*Work to do*:
Reproduce the entries word for word, and omit any picture you find in them.

Source data
==============================

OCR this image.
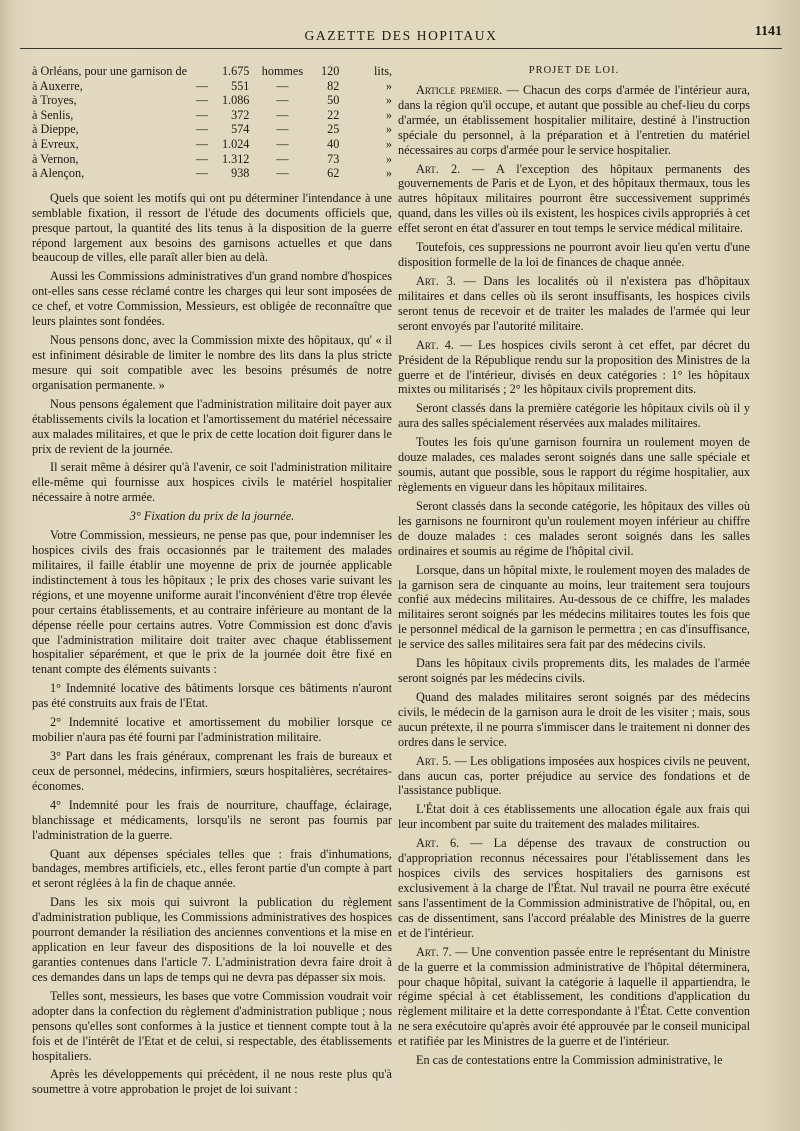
GAZETTE DES HOPITAUX	1141
à Orléans, pour une garnison de		1.675	hommes	120	lits,
à Auxerre,	—	551	—	82	»
à Troyes,	—	1.086	—	50	»
à Senlis,	—	372	—	22	»
à Dieppe,	—	574	—	25	»
à Evreux,	—	1.024	—	40	»
à Vernon,	—	1.312	—	73	»
à Alençon,	—	938	—	62	»

Quels que soient les motifs qui ont pu déterminer l'intendance à une semblable fixation, il ressort de l'étude des documents officiels que, presque partout, la quantité des lits tenus à la disposition de la guerre répond largement aux besoins des garnisons actuelles et que dans beaucoup de villes, elle paraît aller bien au delà.

Aussi les Commissions administratives d'un grand nombre d'hospices ont-elles sans cesse réclamé contre les charges qui leur sont imposées de ce chef, et votre Commission, Messieurs, est obligée de reconnaître que leurs plaintes sont fondées.

Nous pensons donc, avec la Commission mixte des hôpitaux, qu' « il est infiniment désirable de limiter le nombre des lits dans la plus stricte mesure qui soit compatible avec les besoins présumés de notre organisation permanente. »

Nous pensons également que l'administration militaire doit payer aux établissements civils la location et l'amortissement du matériel nécessaire aux malades militaires, et que le prix de cette location doit figurer dans le prix de revient de la journée.

Il serait même à désirer qu'à l'avenir, ce soit l'administration militaire elle-même qui fournisse aux hospices civils le matériel hospitalier nécessaire à notre armée.

3° Fixation du prix de la journée.

Votre Commission, messieurs, ne pense pas que, pour indemniser les hospices civils des frais occasionnés par le traitement des malades militaires, il faille établir une moyenne de prix de journée applicable indistinctement à tous les hôpitaux ; le prix des choses varie suivant les régions, et une moyenne uniforme aurait l'inconvénient d'être trop élevée pour certains établissements, et au contraire inférieure au montant de la dépense réelle pour certains autres. Votre Commission est donc d'avis que l'administration militaire doit traiter avec chaque établissement hospitalier séparément, et que le prix de la journée doit être fixé en tenant compte des éléments suivants :

1° Indemnité locative des bâtiments lorsque ces bâtiments n'auront pas été construits aux frais de l'Etat.

2° Indemnité locative et amortissement du mobilier lorsque ce mobilier n'aura pas été fourni par l'administration militaire.

3° Part dans les frais généraux, comprenant les frais de bureaux et ceux de personnel, médecins, infirmiers, sœurs hospitalières, secrétaires-économes.

4° Indemnité pour les frais de nourriture, chauffage, éclairage, blanchissage et médicaments, lorsqu'ils ne seront pas fournis par l'administration de la guerre.

Quant aux dépenses spéciales telles que : frais d'inhumations, bandages, membres artificiels, etc., elles feront partie d'un compte à part et seront réglées à la fin de chaque année.

Dans les six mois qui suivront la publication du règlement d'administration publique, les Commissions administratives des hospices pourront demander la résiliation des anciennes conventions et la mise en application en leur faveur des dispositions de la loi nouvelle et des garanties contenues dans l'article 7. L'administration devra faire droit à ces demandes dans un laps de temps qui ne devra pas dépasser six mois.

Telles sont, messieurs, les bases que votre Commission voudrait voir adopter dans la confection du règlement d'administration publique ; nous pensons qu'elles sont conformes à la justice et tiennent compte tout à la fois et de l'intérêt de l'Etat et de celui, si respectable, des établissements hospitaliers.

Après les développements qui précèdent, il ne nous reste plus qu'à soumettre à votre approbation le projet de loi suivant :

PROJET DE LOI.

Article premier. — Chacun des corps d'armée de l'intérieur aura, dans la région qu'il occupe, et autant que possible au chef-lieu du corps d'armée, un établissement hospitalier militaire, destiné à l'instruction spéciale du personnel, à la préparation et à l'entretien du matériel nécessaires au corps d'armée pour le service hospitalier.

Art. 2. — A l'exception des hôpitaux permanents des gouvernements de Paris et de Lyon, et des hôpitaux thermaux, tous les autres hôpitaux militaires pourront être successivement supprimés quand, dans les villes où ils existent, les hospices civils appropriés à cet effet seront en état d'assurer en tout temps le service médical militaire.

Toutefois, ces suppressions ne pourront avoir lieu qu'en vertu d'une disposition formelle de la loi de finances de chaque année.

Art. 3. — Dans les localités où il n'existera pas d'hôpitaux militaires et dans celles où ils seront insuffisants, les hospices civils seront tenus de recevoir et de traiter les malades de l'armée qui leur seront envoyés par l'autorité militaire.

Art. 4. — Les hospices civils seront à cet effet, par décret du Président de la République rendu sur la proposition des Ministres de la guerre et de l'intérieur, divisés en deux catégories : 1° les hôpitaux mixtes ou militarisés ; 2° les hôpitaux civils proprement dits.

Seront classés dans la première catégorie les hôpitaux civils où il y aura des salles spécialement réservées aux malades militaires.

Toutes les fois qu'une garnison fournira un roulement moyen de douze malades, ces malades seront soignés dans une salle spéciale et soumis, autant que possible, sous le rapport du régime hospitalier, aux règlements en vigueur dans les hôpitaux militaires.

Seront classés dans la seconde catégorie, les hôpitaux des villes où les garnisons ne fourniront qu'un roulement moyen inférieur au chiffre de douze malades : ces malades seront soignés dans les salles ordinaires et soumis au régime de l'hôpital civil.

Lorsque, dans un hôpital mixte, le roulement moyen des malades de la garnison sera de cinquante au moins, leur traitement sera toujours confié aux médecins militaires. Au-dessous de ce chiffre, les malades militaires seront soignés par les médecins militaires toutes les fois que le personnel médical de la garnison le permettra ; en cas d'insuffisance, le service des salles militaires sera fait par des médecins civils.

Dans les hôpitaux civils proprements dits, les malades de l'armée seront soignés par les médecins civils.

Quand des malades militaires seront soignés par des médecins civils, le médecin de la garnison aura le droit de les visiter ; mais, sous aucun prétexte, il ne pourra s'immiscer dans le traitement ni donner des ordres dans le service.

Art. 5. — Les obligations imposées aux hospices civils ne peuvent, dans aucun cas, porter préjudice au service des fondations et de l'assistance publique.

L'État doit à ces établissements une allocation égale aux frais qui leur incombent par suite du traitement des malades militaires.

Art. 6. — La dépense des travaux de construction ou d'appropriation reconnus nécessaires pour l'établissement dans les hospices civils des services hospitaliers des garnisons est exclusivement à la charge de l'État. Nul travail ne pourra être exécuté sans l'assentiment de la Commission administrative de l'hôpital, ou, en cas de dissentiment, sans l'accord préalable des Ministres de la guerre et de l'intérieur.

Art. 7. — Une convention passée entre le représentant du Ministre de la guerre et la commission administrative de l'hôpital déterminera, pour chaque hôpital, suivant la catégorie à laquelle il appartiendra, le régime spécial à cet établissement, les conditions d'application du règlement militaire et la dette correspondante à l'État. Cette convention ne sera exécutoire qu'après avoir été approuvée par le conseil municipal et ratifiée par les Ministres de la guerre et de l'intérieur.

En cas de contestations entre la Commission administrative, le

==============================

*Reply to the task*:
OCR this image.
GAZETTE DES HOPITAUX	1141
à Orléans, pour une garnison de		1.675	hommes	120	lits,
à Auxerre,	—	551	—	82	»
à Troyes,	—	1.086	—	50	»
à Senlis,	—	372	—	22	»
à Dieppe,	—	574	—	25	»
à Evreux,	—	1.024	—	40	»
à Vernon,	—	1.312	—	73	»
à Alençon,	—	938	—	62	»

Quels que soient les motifs qui ont pu déterminer l'intendance à une semblable fixation, il ressort de l'étude des documents officiels que, presque partout, la quantité des lits tenus à la disposition de la guerre répond largement aux besoins des garnisons actuelles et que dans beaucoup de villes, elle paraît aller bien au delà.

Aussi les Commissions administratives d'un grand nombre d'hospices ont-elles sans cesse réclamé contre les charges qui leur sont imposées de ce chef, et votre Commission, Messieurs, est obligée de reconnaître que leurs plaintes sont fondées.

Nous pensons donc, avec la Commission mixte des hôpitaux, qu' « il est infiniment désirable de limiter le nombre des lits dans la plus stricte mesure qui soit compatible avec les besoins présumés de notre organisation permanente. »

Nous pensons également que l'administration militaire doit payer aux établissements civils la location et l'amortissement du matériel nécessaire aux malades militaires, et que le prix de cette location doit figurer dans le prix de revient de la journée.

Il serait même à désirer qu'à l'avenir, ce soit l'administration militaire elle-même qui fournisse aux hospices civils le matériel hospitalier nécessaire à notre armée.

3° Fixation du prix de la journée.

Votre Commission, messieurs, ne pense pas que, pour indemniser les hospices civils des frais occasionnés par le traitement des malades militaires, il faille établir une moyenne de prix de journée applicable indistinctement à tous les hôpitaux ; le prix des choses varie suivant les régions, et une moyenne uniforme aurait l'inconvénient d'être trop élevée pour certains établissements, et au contraire inférieure au montant de la dépense réelle pour certains autres. Votre Commission est donc d'avis que l'administration militaire doit traiter avec chaque établissement hospitalier séparément, et que le prix de la journée doit être fixé en tenant compte des éléments suivants :

1° Indemnité locative des bâtiments lorsque ces bâtiments n'auront pas été construits aux frais de l'Etat.

2° Indemnité locative et amortissement du mobilier lorsque ce mobilier n'aura pas été fourni par l'administration militaire.

3° Part dans les frais généraux, comprenant les frais de bureaux et ceux de personnel, médecins, infirmiers, sœurs hospitalières, secrétaires-économes.

4° Indemnité pour les frais de nourriture, chauffage, éclairage, blanchissage et médicaments, lorsqu'ils ne seront pas fournis par l'administration de la guerre.

Quant aux dépenses spéciales telles que : frais d'inhumations, bandages, membres artificiels, etc., elles feront partie d'un compte à part et seront réglées à la fin de chaque année.

Dans les six mois qui suivront la publication du règlement d'administration publique, les Commissions administratives des hospices pourront demander la résiliation des anciennes conventions et la mise en application en leur faveur des dispositions de la loi nouvelle et des garanties contenues dans l'article 7. L'administration devra faire droit à ces demandes dans un laps de temps qui ne devra pas dépasser six mois.

Telles sont, messieurs, les bases que votre Commission voudrait voir adopter dans la confection du règlement d'administration publique ; nous pensons qu'elles sont conformes à la justice et tiennent compte tout à la fois et de l'intérêt de l'Etat et de celui, si respectable, des établissements hospitaliers.

Après les développements qui précèdent, il ne nous reste plus qu'à soumettre à votre approbation le projet de loi suivant :

PROJET DE LOI.

Article premier. — Chacun des corps d'armée de l'intérieur aura, dans la région qu'il occupe, et autant que possible au chef-lieu du corps d'armée, un établissement hospitalier militaire, destiné à l'instruction spéciale du personnel, à la préparation et à l'entretien du matériel nécessaires au corps d'armée pour le service hospitalier.

Art. 2. — A l'exception des hôpitaux permanents des gouvernements de Paris et de Lyon, et des hôpitaux thermaux, tous les autres hôpitaux militaires pourront être successivement supprimés quand, dans les villes où ils existent, les hospices civils appropriés à cet effet seront en état d'assurer en tout temps le service médical militaire.

Toutefois, ces suppressions ne pourront avoir lieu qu'en vertu d'une disposition formelle de la loi de finances de chaque année.

Art. 3. — Dans les localités où il n'existera pas d'hôpitaux militaires et dans celles où ils seront insuffisants, les hospices civils seront tenus de recevoir et de traiter les malades de l'armée qui leur seront envoyés par l'autorité militaire.

Art. 4. — Les hospices civils seront à cet effet, par décret du Président de la République rendu sur la proposition des Ministres de la guerre et de l'intérieur, divisés en deux catégories : 1° les hôpitaux mixtes ou militarisés ; 2° les hôpitaux civils proprement dits.

Seront classés dans la première catégorie les hôpitaux civils où il y aura des salles spécialement réservées aux malades militaires.

Toutes les fois qu'une garnison fournira un roulement moyen de douze malades, ces malades seront soignés dans une salle spéciale et soumis, autant que possible, sous le rapport du régime hospitalier, aux règlements en vigueur dans les hôpitaux militaires.

Seront classés dans la seconde catégorie, les hôpitaux des villes où les garnisons ne fourniront qu'un roulement moyen inférieur au chiffre de douze malades : ces malades seront soignés dans les salles ordinaires et soumis au régime de l'hôpital civil.

Lorsque, dans un hôpital mixte, le roulement moyen des malades de la garnison sera de cinquante au moins, leur traitement sera toujours confié aux médecins militaires. Au-dessous de ce chiffre, les malades militaires seront soignés par les médecins militaires toutes les fois que le personnel médical de la garnison le permettra ; en cas d'insuffisance, le service des salles militaires sera fait par des médecins civils.

Dans les hôpitaux civils proprements dits, les malades de l'armée seront soignés par les médecins civils.

Quand des malades militaires seront soignés par des médecins civils, le médecin de la garnison aura le droit de les visiter ; mais, sous aucun prétexte, il ne pourra s'immiscer dans le traitement ni donner des ordres dans le service.

Art. 5. — Les obligations imposées aux hospices civils ne peuvent, dans aucun cas, porter préjudice au service des fondations et de l'assistance publique.

L'État doit à ces établissements une allocation égale aux frais qui leur incombent par suite du traitement des malades militaires.

Art. 6. — La dépense des travaux de construction ou d'appropriation reconnus nécessaires pour l'établissement dans les hospices civils des services hospitaliers des garnisons est exclusivement à la charge de l'État. Nul travail ne pourra être exécuté sans l'assentiment de la Commission administrative de l'hôpital, ou, en cas de dissentiment, sans l'accord préalable des Ministres de la guerre et de l'intérieur.

Art. 7. — Une convention passée entre le représentant du Ministre de la guerre et la commission administrative de l'hôpital déterminera, pour chaque hôpital, suivant la catégorie à laquelle il appartiendra, le régime spécial à cet établissement, les conditions d'application du règlement militaire et la dette correspondante à l'État. Cette convention ne sera exécutoire qu'après avoir été approuvée par le conseil municipal et ratifiée par les Ministres de la guerre et de l'intérieur.

En cas de contestations entre la Commission administrative, le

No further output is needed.